- **Work to be completed**:
Retype the material in full, keeping every word the same.

Data records:
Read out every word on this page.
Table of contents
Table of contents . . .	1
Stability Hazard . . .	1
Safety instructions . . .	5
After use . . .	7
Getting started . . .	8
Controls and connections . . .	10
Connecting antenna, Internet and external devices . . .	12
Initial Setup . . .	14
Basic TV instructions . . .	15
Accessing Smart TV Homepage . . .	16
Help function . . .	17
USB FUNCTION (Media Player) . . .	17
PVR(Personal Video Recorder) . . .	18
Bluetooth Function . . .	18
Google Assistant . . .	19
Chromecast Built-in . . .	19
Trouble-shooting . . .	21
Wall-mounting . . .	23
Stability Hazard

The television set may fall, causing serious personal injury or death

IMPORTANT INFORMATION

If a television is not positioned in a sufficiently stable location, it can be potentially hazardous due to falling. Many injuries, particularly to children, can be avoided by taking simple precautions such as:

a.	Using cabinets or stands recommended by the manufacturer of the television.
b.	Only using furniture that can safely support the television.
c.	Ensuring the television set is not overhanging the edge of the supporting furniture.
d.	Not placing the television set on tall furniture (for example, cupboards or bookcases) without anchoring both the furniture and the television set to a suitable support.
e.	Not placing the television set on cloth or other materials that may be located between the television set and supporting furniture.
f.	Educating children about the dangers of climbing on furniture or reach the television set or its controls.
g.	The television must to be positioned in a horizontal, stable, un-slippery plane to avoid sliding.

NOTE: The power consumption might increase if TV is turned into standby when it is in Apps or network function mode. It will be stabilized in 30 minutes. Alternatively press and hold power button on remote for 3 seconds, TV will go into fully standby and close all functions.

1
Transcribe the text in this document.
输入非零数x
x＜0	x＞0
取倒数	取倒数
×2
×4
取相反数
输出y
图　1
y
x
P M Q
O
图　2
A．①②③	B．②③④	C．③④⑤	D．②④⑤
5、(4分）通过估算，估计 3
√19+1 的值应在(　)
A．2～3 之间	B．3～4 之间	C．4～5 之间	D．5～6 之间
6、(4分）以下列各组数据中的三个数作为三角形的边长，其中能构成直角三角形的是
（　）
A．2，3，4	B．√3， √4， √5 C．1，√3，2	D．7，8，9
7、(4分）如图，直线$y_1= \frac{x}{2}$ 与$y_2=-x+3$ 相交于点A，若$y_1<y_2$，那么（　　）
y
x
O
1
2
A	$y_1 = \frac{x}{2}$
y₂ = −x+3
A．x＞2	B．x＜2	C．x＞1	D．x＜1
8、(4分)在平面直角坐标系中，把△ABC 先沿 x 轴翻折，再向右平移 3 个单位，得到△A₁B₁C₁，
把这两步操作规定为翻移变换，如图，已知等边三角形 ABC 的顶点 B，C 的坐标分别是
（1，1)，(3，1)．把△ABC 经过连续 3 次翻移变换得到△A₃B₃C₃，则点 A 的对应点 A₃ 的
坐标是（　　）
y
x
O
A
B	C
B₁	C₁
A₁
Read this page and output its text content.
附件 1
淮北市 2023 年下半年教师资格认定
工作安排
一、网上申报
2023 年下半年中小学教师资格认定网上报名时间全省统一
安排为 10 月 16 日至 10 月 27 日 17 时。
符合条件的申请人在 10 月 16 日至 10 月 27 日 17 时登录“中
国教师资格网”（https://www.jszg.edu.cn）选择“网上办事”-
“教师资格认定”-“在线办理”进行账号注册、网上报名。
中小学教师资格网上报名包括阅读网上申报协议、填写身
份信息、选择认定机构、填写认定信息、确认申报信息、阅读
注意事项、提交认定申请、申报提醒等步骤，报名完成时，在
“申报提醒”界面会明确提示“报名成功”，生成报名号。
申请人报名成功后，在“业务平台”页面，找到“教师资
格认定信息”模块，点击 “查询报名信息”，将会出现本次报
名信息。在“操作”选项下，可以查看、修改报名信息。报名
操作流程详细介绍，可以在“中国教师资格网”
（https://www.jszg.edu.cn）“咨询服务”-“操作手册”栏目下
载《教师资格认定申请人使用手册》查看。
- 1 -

- **Solution to this task**:
Read out every word on this page.
Table of contents
Table of contents . . .	1
Stability Hazard . . .	1
Safety instructions . . .	5
After use . . .	7
Getting started . . .	8
Controls and connections . . .	10
Connecting antenna, Internet and external devices . . .	12
Initial Setup . . .	14
Basic TV instructions . . .	15
Accessing Smart TV Homepage . . .	16
Help function . . .	17
USB FUNCTION (Media Player) . . .	17
PVR(Personal Video Recorder) . . .	18
Bluetooth Function . . .	18
Google Assistant . . .	19
Chromecast Built-in . . .	19
Trouble-shooting . . .	21
Wall-mounting . . .	23
Stability Hazard

The television set may fall, causing serious personal injury or death

IMPORTANT INFORMATION

If a television is not positioned in a sufficiently stable location, it can be potentially hazardous due to falling. Many injuries, particularly to children, can be avoided by taking simple precautions such as:

a.	Using cabinets or stands recommended by the manufacturer of the television.
b.	Only using furniture that can safely support the television.
c.	Ensuring the television set is not overhanging the edge of the supporting furniture.
d.	Not placing the television set on tall furniture (for example, cupboards or bookcases) without anchoring both the furniture and the television set to a suitable support.
e.	Not placing the television set on cloth or other materials that may be located between the television set and supporting furniture.
f.	Educating children about the dangers of climbing on furniture or reach the television set or its controls.
g.	The television must to be positioned in a horizontal, stable, un-slippery plane to avoid sliding.

NOTE: The power consumption might increase if TV is turned into standby when it is in Apps or network function mode. It will be stabilized in 30 minutes. Alternatively press and hold power button on remote for 3 seconds, TV will go into fully standby and close all functions.

1
Transcribe the text in this document.
输入非零数x
x＜0	x＞0
取倒数	取倒数
×2
×4
取相反数
输出y
图　1
y
x
P M Q
O
图　2
A．①②③	B．②③④	C．③④⑤	D．②④⑤
5、(4分）通过估算，估计 3
√19+1 的值应在(　)
A．2～3 之间	B．3～4 之间	C．4～5 之间	D．5～6 之间
6、(4分）以下列各组数据中的三个数作为三角形的边长，其中能构成直角三角形的是
（　）
A．2，3，4	B．√3， √4， √5 C．1，√3，2	D．7，8，9
7、(4分）如图，直线$y_1= \frac{x}{2}$ 与$y_2=-x+3$ 相交于点A，若$y_1<y_2$，那么（　　）
y
x
O
1
2
A	$y_1 = \frac{x}{2}$
y₂ = −x+3
A．x＞2	B．x＜2	C．x＞1	D．x＜1
8、(4分)在平面直角坐标系中，把△ABC 先沿 x 轴翻折，再向右平移 3 个单位，得到△A₁B₁C₁，
把这两步操作规定为翻移变换，如图，已知等边三角形 ABC 的顶点 B，C 的坐标分别是
（1，1)，(3，1)．把△ABC 经过连续 3 次翻移变换得到△A₃B₃C₃，则点 A 的对应点 A₃ 的
坐标是（　　）
y
x
O
A
B	C
B₁	C₁
A₁
Read this page and output its text content.
附件 1
淮北市 2023 年下半年教师资格认定
工作安排
一、网上申报
2023 年下半年中小学教师资格认定网上报名时间全省统一
安排为 10 月 16 日至 10 月 27 日 17 时。
符合条件的申请人在 10 月 16 日至 10 月 27 日 17 时登录“中
国教师资格网”（https://www.jszg.edu.cn）选择“网上办事”-
“教师资格认定”-“在线办理”进行账号注册、网上报名。
中小学教师资格网上报名包括阅读网上申报协议、填写身
份信息、选择认定机构、填写认定信息、确认申报信息、阅读
注意事项、提交认定申请、申报提醒等步骤，报名完成时，在
“申报提醒”界面会明确提示“报名成功”，生成报名号。
申请人报名成功后，在“业务平台”页面，找到“教师资
格认定信息”模块，点击 “查询报名信息”，将会出现本次报
名信息。在“操作”选项下，可以查看、修改报名信息。报名
操作流程详细介绍，可以在“中国教师资格网”
（https://www.jszg.edu.cn）“咨询服务”-“操作手册”栏目下
载《教师资格认定申请人使用手册》查看。
- 1 -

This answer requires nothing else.